(Document page records)
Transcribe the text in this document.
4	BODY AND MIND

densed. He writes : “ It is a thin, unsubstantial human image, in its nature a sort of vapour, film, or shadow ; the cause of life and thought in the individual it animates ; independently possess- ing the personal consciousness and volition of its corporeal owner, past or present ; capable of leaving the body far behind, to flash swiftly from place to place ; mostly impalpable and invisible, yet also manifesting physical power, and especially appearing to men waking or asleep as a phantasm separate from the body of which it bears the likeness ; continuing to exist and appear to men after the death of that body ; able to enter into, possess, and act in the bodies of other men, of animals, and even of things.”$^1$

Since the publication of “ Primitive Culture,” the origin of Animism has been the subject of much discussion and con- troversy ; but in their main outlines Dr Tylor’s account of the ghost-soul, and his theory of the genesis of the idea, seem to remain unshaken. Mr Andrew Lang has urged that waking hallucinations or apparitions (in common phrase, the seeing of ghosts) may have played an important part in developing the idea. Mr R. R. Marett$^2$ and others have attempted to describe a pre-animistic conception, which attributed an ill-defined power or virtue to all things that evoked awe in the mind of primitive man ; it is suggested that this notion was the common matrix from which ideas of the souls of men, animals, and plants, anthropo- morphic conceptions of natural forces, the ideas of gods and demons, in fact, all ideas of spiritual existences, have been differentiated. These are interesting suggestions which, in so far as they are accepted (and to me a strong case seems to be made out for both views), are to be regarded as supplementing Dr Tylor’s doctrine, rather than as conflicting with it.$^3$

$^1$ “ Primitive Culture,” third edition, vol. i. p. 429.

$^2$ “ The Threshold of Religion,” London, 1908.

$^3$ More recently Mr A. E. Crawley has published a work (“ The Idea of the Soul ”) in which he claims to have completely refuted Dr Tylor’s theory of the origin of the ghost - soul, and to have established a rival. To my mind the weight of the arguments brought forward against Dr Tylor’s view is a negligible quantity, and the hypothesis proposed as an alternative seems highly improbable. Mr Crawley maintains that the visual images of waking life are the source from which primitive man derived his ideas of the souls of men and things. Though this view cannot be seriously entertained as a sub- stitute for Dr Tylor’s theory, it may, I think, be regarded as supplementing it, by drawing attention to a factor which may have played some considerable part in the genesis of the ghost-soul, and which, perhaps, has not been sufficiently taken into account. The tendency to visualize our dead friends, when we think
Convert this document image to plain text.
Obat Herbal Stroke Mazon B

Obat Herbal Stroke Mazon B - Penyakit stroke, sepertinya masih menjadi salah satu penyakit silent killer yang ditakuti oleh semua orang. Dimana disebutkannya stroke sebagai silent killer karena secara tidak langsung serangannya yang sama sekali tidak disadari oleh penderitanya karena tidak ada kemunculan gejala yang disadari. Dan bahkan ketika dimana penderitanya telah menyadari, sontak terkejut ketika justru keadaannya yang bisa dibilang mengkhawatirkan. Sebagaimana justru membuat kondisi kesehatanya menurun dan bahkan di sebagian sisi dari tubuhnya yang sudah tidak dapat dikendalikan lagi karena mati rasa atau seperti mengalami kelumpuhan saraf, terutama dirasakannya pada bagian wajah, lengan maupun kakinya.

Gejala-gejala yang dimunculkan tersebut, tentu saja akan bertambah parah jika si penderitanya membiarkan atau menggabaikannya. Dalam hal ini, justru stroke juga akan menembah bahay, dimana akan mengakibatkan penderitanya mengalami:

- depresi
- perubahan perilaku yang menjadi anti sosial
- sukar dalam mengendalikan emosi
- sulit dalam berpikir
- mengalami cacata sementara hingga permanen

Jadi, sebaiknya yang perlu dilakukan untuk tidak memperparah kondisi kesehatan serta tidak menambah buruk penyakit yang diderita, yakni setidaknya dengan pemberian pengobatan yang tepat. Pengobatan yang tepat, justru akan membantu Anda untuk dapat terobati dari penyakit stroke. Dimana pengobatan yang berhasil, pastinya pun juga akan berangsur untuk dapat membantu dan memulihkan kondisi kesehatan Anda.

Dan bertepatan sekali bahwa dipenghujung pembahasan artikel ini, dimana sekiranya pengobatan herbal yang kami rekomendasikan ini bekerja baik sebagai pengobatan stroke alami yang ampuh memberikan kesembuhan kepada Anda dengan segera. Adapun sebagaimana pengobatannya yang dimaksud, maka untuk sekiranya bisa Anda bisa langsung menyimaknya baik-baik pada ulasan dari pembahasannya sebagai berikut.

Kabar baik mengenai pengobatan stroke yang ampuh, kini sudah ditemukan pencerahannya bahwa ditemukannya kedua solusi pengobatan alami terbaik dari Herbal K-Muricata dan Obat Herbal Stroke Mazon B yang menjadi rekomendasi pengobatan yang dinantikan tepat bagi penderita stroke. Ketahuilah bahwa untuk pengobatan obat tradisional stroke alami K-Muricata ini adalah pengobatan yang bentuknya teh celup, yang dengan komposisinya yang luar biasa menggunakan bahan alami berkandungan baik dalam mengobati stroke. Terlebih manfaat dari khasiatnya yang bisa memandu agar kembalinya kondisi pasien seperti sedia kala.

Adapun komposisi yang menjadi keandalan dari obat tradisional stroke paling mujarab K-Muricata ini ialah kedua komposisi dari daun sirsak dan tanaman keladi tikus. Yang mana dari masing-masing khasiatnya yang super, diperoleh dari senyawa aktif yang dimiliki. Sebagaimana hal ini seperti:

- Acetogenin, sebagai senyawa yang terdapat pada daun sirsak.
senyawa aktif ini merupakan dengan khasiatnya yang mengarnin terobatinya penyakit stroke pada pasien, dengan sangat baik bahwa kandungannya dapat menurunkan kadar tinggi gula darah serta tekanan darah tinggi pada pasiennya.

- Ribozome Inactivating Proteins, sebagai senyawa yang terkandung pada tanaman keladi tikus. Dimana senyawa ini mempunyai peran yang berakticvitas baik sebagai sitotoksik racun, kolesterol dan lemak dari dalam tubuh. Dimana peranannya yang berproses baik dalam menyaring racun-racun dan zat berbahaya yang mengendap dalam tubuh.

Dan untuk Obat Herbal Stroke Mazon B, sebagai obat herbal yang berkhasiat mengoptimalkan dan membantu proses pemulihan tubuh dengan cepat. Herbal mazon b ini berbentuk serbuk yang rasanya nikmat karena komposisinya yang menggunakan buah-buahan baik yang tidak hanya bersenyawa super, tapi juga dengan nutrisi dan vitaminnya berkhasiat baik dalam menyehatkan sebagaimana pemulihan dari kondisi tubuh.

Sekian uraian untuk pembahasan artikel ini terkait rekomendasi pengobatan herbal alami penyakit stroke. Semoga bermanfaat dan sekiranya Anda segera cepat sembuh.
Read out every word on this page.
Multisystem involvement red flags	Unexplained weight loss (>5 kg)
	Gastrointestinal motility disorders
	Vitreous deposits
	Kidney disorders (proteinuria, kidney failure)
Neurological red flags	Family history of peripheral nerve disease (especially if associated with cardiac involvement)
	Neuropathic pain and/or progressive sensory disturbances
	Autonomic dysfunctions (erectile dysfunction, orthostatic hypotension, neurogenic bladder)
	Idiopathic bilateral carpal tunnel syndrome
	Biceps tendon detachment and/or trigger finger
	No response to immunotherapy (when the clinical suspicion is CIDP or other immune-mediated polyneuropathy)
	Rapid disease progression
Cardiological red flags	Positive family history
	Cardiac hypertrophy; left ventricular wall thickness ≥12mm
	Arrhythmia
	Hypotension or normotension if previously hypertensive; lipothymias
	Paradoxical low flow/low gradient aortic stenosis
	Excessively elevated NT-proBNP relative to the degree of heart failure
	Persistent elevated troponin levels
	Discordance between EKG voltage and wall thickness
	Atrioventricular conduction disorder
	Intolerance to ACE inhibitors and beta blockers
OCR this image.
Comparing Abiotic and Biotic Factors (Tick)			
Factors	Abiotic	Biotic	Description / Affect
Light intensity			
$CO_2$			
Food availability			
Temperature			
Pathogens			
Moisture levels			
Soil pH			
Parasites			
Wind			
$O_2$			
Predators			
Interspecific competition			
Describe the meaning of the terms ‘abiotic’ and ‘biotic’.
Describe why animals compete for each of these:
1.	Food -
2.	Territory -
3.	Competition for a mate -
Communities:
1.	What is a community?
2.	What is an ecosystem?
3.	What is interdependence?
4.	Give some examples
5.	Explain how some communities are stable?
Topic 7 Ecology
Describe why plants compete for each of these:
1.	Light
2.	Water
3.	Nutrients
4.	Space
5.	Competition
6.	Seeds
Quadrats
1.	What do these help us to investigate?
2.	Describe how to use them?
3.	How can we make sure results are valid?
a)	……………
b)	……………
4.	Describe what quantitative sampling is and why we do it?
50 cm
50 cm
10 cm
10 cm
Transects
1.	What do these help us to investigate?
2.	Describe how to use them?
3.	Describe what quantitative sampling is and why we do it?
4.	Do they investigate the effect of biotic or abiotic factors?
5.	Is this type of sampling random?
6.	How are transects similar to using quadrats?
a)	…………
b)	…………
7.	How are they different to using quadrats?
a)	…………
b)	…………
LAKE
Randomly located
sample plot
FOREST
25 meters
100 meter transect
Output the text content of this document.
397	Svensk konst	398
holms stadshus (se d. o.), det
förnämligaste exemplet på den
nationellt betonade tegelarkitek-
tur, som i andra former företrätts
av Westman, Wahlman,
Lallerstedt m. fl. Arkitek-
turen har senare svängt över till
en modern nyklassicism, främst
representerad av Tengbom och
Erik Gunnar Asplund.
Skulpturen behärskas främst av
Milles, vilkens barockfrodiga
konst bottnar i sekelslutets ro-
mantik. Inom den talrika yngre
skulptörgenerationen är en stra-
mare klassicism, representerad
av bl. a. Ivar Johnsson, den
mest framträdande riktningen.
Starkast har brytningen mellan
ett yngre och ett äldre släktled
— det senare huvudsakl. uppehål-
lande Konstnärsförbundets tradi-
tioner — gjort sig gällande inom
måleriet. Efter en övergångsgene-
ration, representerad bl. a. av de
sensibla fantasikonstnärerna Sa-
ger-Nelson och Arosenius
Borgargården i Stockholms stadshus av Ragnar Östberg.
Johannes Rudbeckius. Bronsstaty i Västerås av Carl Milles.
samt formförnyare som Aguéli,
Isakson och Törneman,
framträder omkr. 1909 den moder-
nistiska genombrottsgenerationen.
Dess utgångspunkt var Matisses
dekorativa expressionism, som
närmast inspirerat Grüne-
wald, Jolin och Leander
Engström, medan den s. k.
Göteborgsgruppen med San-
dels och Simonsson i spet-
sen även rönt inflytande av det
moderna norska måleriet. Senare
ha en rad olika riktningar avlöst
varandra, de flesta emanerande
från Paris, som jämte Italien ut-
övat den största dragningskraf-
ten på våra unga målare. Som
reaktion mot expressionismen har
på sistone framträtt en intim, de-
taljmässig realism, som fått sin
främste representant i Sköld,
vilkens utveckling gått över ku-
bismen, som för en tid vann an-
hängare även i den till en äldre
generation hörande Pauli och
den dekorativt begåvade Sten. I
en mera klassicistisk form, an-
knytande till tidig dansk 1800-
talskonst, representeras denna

(ACTIVITY): Using the records above, copy exactly the lines from the one containing "Output the text content of this document." through the last, inclusive, and nothing else.

(ANSWER AREA):
Output the text content of this document.
397	Svensk konst	398
holms stadshus (se d. o.), det
förnämligaste exemplet på den
nationellt betonade tegelarkitek-
tur, som i andra former företrätts
av Westman, Wahlman,
Lallerstedt m. fl. Arkitek-
turen har senare svängt över till
en modern nyklassicism, främst
representerad av Tengbom och
Erik Gunnar Asplund.
Skulpturen behärskas främst av
Milles, vilkens barockfrodiga
konst bottnar i sekelslutets ro-
mantik. Inom den talrika yngre
skulptörgenerationen är en stra-
mare klassicism, representerad
av bl. a. Ivar Johnsson, den
mest framträdande riktningen.
Starkast har brytningen mellan
ett yngre och ett äldre släktled
— det senare huvudsakl. uppehål-
lande Konstnärsförbundets tradi-
tioner — gjort sig gällande inom
måleriet. Efter en övergångsgene-
ration, representerad bl. a. av de
sensibla fantasikonstnärerna Sa-
ger-Nelson och Arosenius
Borgargården i Stockholms stadshus av Ragnar Östberg.
Johannes Rudbeckius. Bronsstaty i Västerås av Carl Milles.
samt formförnyare som Aguéli,
Isakson och Törneman,
framträder omkr. 1909 den moder-
nistiska genombrottsgenerationen.
Dess utgångspunkt var Matisses
dekorativa expressionism, som
närmast inspirerat Grüne-
wald, Jolin och Leander
Engström, medan den s. k.
Göteborgsgruppen med San-
dels och Simonsson i spet-
sen även rönt inflytande av det
moderna norska måleriet. Senare
ha en rad olika riktningar avlöst
varandra, de flesta emanerande
från Paris, som jämte Italien ut-
övat den största dragningskraf-
ten på våra unga målare. Som
reaktion mot expressionismen har
på sistone framträtt en intim, de-
taljmässig realism, som fått sin
främste representant i Sköld,
vilkens utveckling gått över ku-
bismen, som för en tid vann an-
hängare även i den till en äldre
generation hörande Pauli och
den dekorativt begåvade Sten. I
en mera klassicistisk form, an-
knytande till tidig dansk 1800-
talskonst, representeras denna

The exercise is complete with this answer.